Aim:
Review the lines that follow and copy each one that contains the word "を上回る".

Input records:
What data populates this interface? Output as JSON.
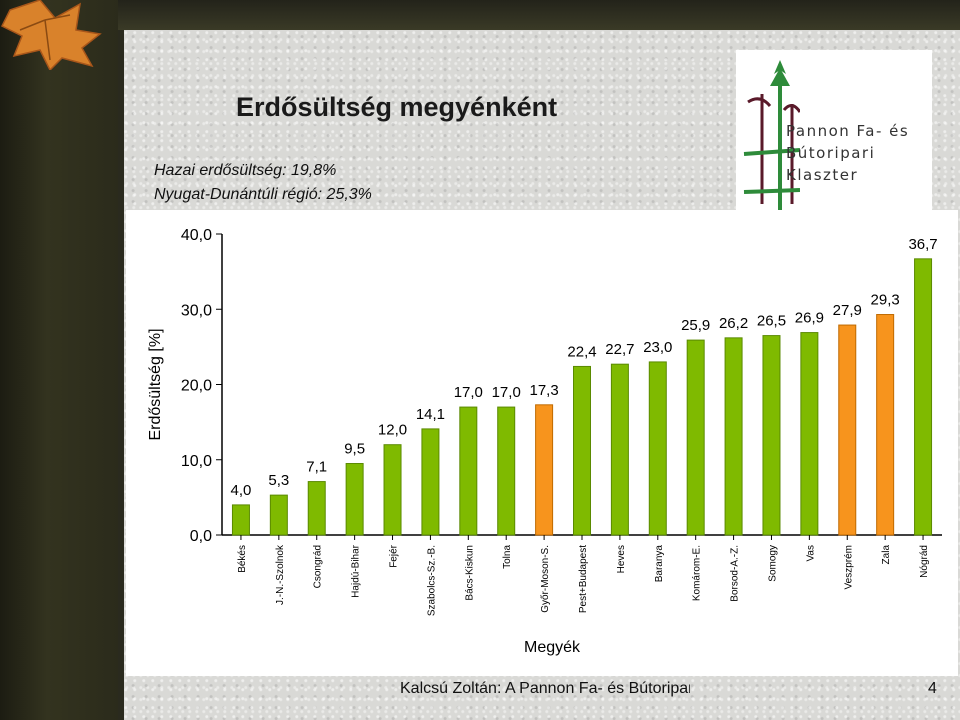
{
  "slide": {
    "title": "Erdősültség megyénként",
    "subtitle1": "Hazai erdősültség: 19,8%",
    "subtitle2": "Nyugat-Dunántúli régió: 25,3%",
    "footer": "Kalcsú Zoltán: A Pannon Fa- és Bútoripari Klaszter",
    "page_number": "4"
  },
  "logo": {
    "lines": [
      "Pannon Fa- és",
      "Bútoripari",
      "Klaszter"
    ]
  },
  "colors": {
    "green": "#7fba00",
    "orange": "#f7941d",
    "green_stroke": "#5a8a00",
    "orange_stroke": "#c06a00",
    "logo_green": "#2e8b3a",
    "logo_maroon": "#5a1a2a"
  },
  "chart_data": {
    "type": "bar",
    "xlabel": "Megyék",
    "ylabel": "Erdősültség [%]",
    "ylim": [
      0,
      40
    ],
    "yticks": [
      "0,0",
      "10,0",
      "20,0",
      "30,0",
      "40,0"
    ],
    "grid": false,
    "categories": [
      "Békés",
      "J.-N.-Szolnok",
      "Csongrád",
      "Hajdú-Bihar",
      "Fejér",
      "Szabolcs-Sz.-B.",
      "Bács-Kiskun",
      "Tolna",
      "Győr-Moson-S.",
      "Pest+Budapest",
      "Heves",
      "Baranya",
      "Komárom-E.",
      "Borsod-A.-Z.",
      "Somogy",
      "Vas",
      "Veszprém",
      "Zala",
      "Nógrád"
    ],
    "values": [
      4.0,
      5.3,
      7.1,
      9.5,
      12.0,
      14.1,
      17.0,
      17.0,
      17.3,
      22.4,
      22.7,
      23.0,
      25.9,
      26.2,
      26.5,
      26.9,
      27.9,
      29.3,
      36.7
    ],
    "value_labels": [
      "4,0",
      "5,3",
      "7,1",
      "9,5",
      "12,0",
      "14,1",
      "17,0",
      "17,0",
      "17,3",
      "22,4",
      "22,7",
      "23,0",
      "25,9",
      "26,2",
      "26,5",
      "26,9",
      "27,9",
      "29,3",
      "36,7"
    ],
    "highlight": [
      false,
      false,
      false,
      false,
      false,
      false,
      false,
      false,
      true,
      false,
      false,
      false,
      false,
      false,
      false,
      false,
      true,
      true,
      false
    ]
  }
}
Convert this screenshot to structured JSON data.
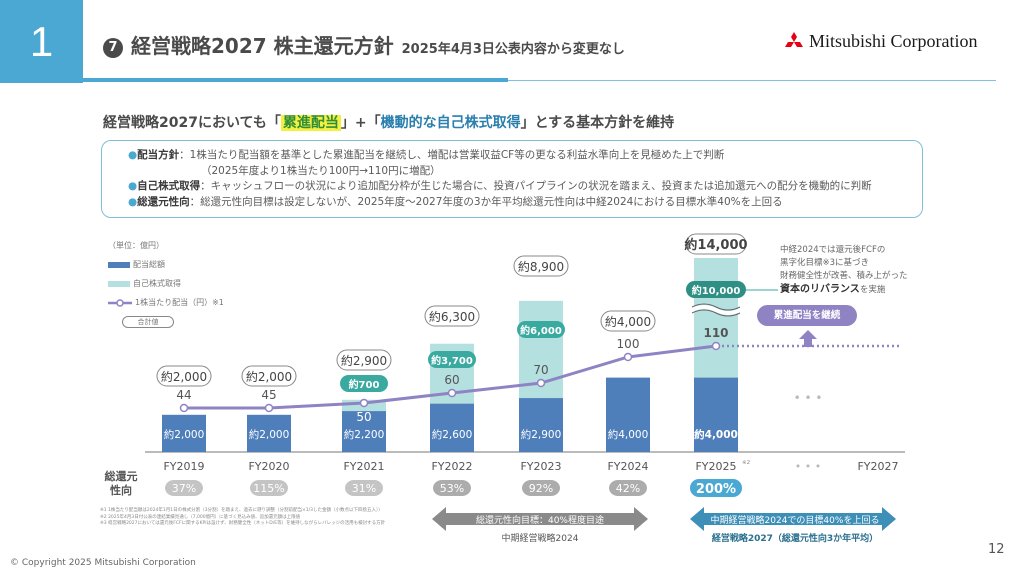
{
  "header": {
    "section_number": "1",
    "title_index": "7",
    "title": "経営戦略2027 株主還元方針",
    "subtitle": "2025年4月3日公表内容から変更なし",
    "company_logo_text": "Mitsubishi Corporation"
  },
  "headline": {
    "prefix": "経営戦略2027においても「",
    "highlight1": "累進配当",
    "middle": "」+「",
    "highlight2": "機動的な自己株式取得",
    "suffix": "」とする基本方針を維持"
  },
  "policy": [
    {
      "term": "配当方針",
      "text": "：1株当たり配当額を基準とした累進配当を継続し、増配は営業収益CF等の更なる利益水準向上を見極めた上で判断",
      "sub": "（2025年度より1株当たり100円→110円に増配）"
    },
    {
      "term": "自己株式取得",
      "text": "：キャッシュフローの状況により追加配分枠が生じた場合に、投資パイプラインの状況を踏まえ、投資または追加還元への配分を機動的に判断"
    },
    {
      "term": "総還元性向",
      "text": "：総還元性向目標は設定しないが、2025年度～2027年度の3か年平均総還元性向は中経2024における目標水準40%を上回る"
    }
  ],
  "legend": {
    "unit": "（単位：億円）",
    "dividend": "配当総額",
    "buyback": "自己株式取得",
    "dps": "1株当たり配当（円）※1",
    "total": "合計値"
  },
  "colors": {
    "accent": "#4aa8d3",
    "dividend_bar": "#4f7fba",
    "buyback_bar": "#b4e0df",
    "buyback_pill": "#3aaaa0",
    "dps_line": "#8f83c4",
    "payout_pill": "#c4c4c4",
    "payout_pill_highlight": "#4aa8d3"
  },
  "chart_data": {
    "type": "bar",
    "title": "",
    "xlabel": "",
    "ylabel": "億円",
    "categories": [
      "FY2019",
      "FY2020",
      "FY2021",
      "FY2022",
      "FY2023",
      "FY2024",
      "FY2025",
      "…",
      "FY2027"
    ],
    "category_notes": {
      "FY2025": "※2"
    },
    "series": [
      {
        "name": "配当総額",
        "values": [
          2000,
          2000,
          2200,
          2600,
          2900,
          4000,
          4000,
          null,
          null
        ],
        "labels": [
          "約2,000",
          "約2,000",
          "約2,200",
          "約2,600",
          "約2,900",
          "約4,000",
          "約4,000",
          "",
          ""
        ]
      },
      {
        "name": "自己株式取得",
        "values": [
          0,
          0,
          700,
          3700,
          6000,
          0,
          10000,
          null,
          null
        ],
        "labels": [
          "",
          "",
          "約700",
          "約3,700",
          "約6,000",
          "",
          "約10,000",
          "",
          ""
        ]
      },
      {
        "name": "1株当たり配当（円）",
        "type": "line",
        "values": [
          44,
          45,
          50,
          60,
          70,
          100,
          110,
          null,
          null
        ]
      }
    ],
    "totals": [
      "約2,000",
      "約2,000",
      "約2,900",
      "約6,300",
      "約8,900",
      "約4,000",
      "約14,000",
      "",
      ""
    ],
    "payout_ratio": [
      "37%",
      "115%",
      "31%",
      "53%",
      "92%",
      "42%",
      "200%",
      "",
      ""
    ],
    "payout_label": "総還元性向",
    "axis_break": "FY2025",
    "ylim": [
      0,
      9000
    ]
  },
  "annotations": {
    "rebalance_note_lines": [
      "中経2024では還元後FCFの",
      "黒字化目標※3に基づき",
      "財務健全性が改善、積み上がった"
    ],
    "rebalance_bold": "資本のリバランス",
    "rebalance_suffix": "を実施",
    "continue_pill": "累進配当を継続",
    "ellipsis": "• • •",
    "arrow_mid2024": "総還元性向目標：40%程度目途",
    "arrow_mid2024_caption": "中期経営戦略2024",
    "arrow_2027": "中期経営戦略2024での目標40%を上回る",
    "arrow_2027_caption": "経営戦略2027（総還元性向3か年平均）"
  },
  "footnotes": [
    "※1 1株当たり配当額は2024年1月1日の株式分割（3分割）を踏まえ、過去に遡り調整（分割前配当×1/3した金額（小数点以下四捨五入））",
    "※2 2025年4月3日付公表の連結業績見通し（7,000億円）に基づく見込み値、追加還元額は上限値",
    "※3 経営戦略2027においては還元後FCFに関するKPIは設けず、財務健全性（ネットD/E等）を維持しながらレバレッジの活用も検討する方針"
  ],
  "footer": {
    "copyright": "© Copyright 2025 Mitsubishi Corporation",
    "page_number": "12"
  }
}
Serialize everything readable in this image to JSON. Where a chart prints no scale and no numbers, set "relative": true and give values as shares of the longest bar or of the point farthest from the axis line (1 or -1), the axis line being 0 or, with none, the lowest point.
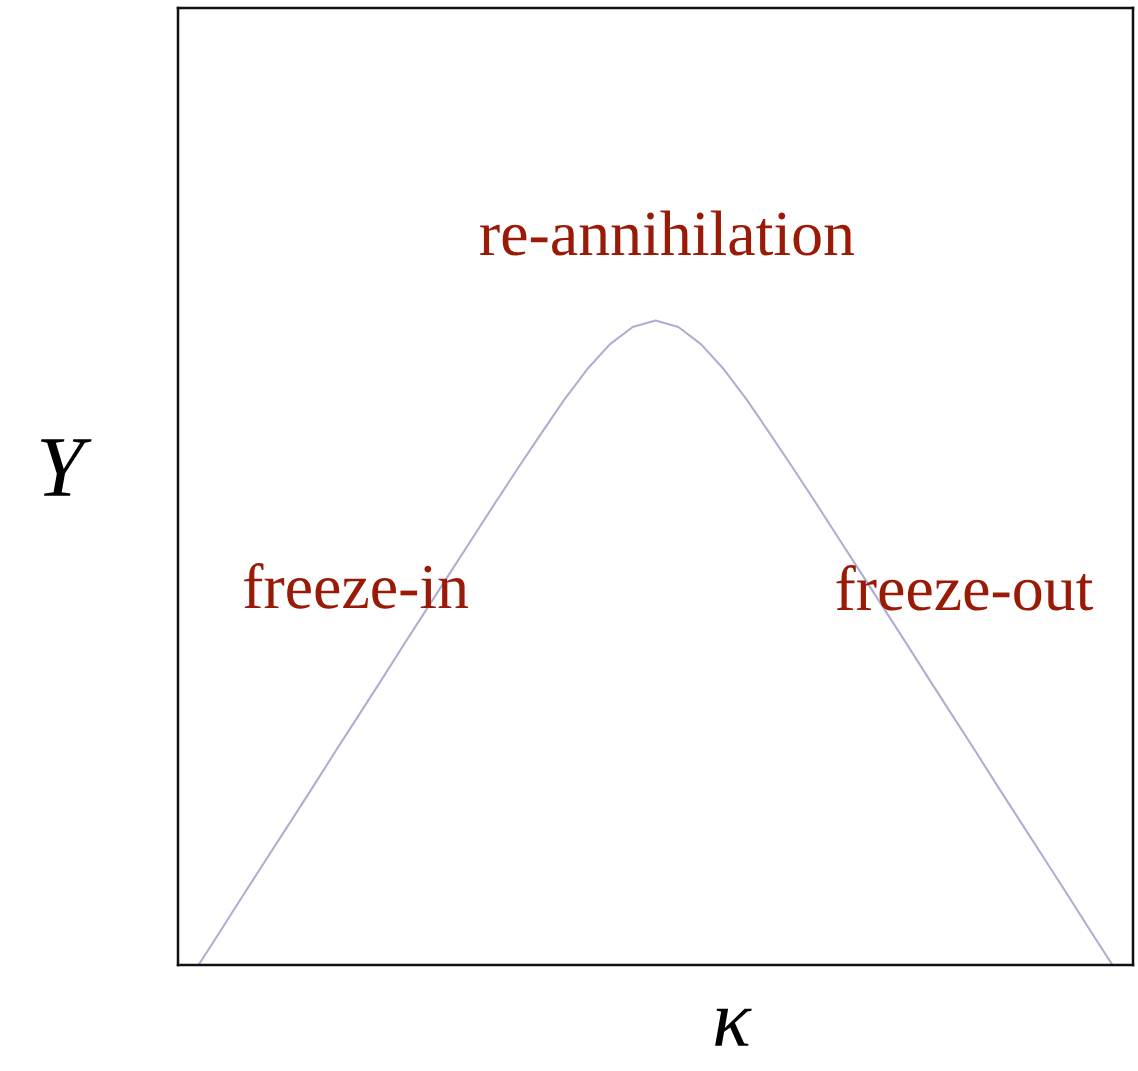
{
  "chart_data": {
    "type": "line",
    "xlabel": "κ",
    "ylabel": "Y",
    "annotations": [
      "re-annihilation",
      "freeze-in",
      "freeze-out"
    ],
    "categories": [
      null,
      null,
      null,
      null,
      null,
      null,
      null,
      null,
      null,
      null,
      null,
      null,
      null,
      null,
      null,
      null,
      null,
      null,
      null,
      null,
      null,
      null,
      null,
      null,
      null,
      null,
      null,
      null,
      null,
      null,
      null,
      null,
      null,
      null,
      null,
      null,
      null,
      null,
      null,
      null,
      null
    ],
    "series": [
      {
        "color": "#aeaed4",
        "values": [
          0,
          0.055,
          0.111,
          0.166,
          0.221,
          0.276,
          0.332,
          0.387,
          0.442,
          0.498,
          0.553,
          0.608,
          0.663,
          0.718,
          0.772,
          0.825,
          0.877,
          0.924,
          0.963,
          0.99,
          1.0,
          0.99,
          0.963,
          0.924,
          0.877,
          0.825,
          0.772,
          0.718,
          0.663,
          0.608,
          0.553,
          0.498,
          0.442,
          0.387,
          0.332,
          0.276,
          0.221,
          0.166,
          0.111,
          0.055,
          0
        ]
      }
    ],
    "relative": true
  }
}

The completed task:
      "text": "：総還元性向目標は設定しないが、2025年度～2027年度の3か年平均総還元性向は中経2024における目標水準40%を上回る"
    "arrow_2027": "中期経営戦略2024での目標40%を上回る",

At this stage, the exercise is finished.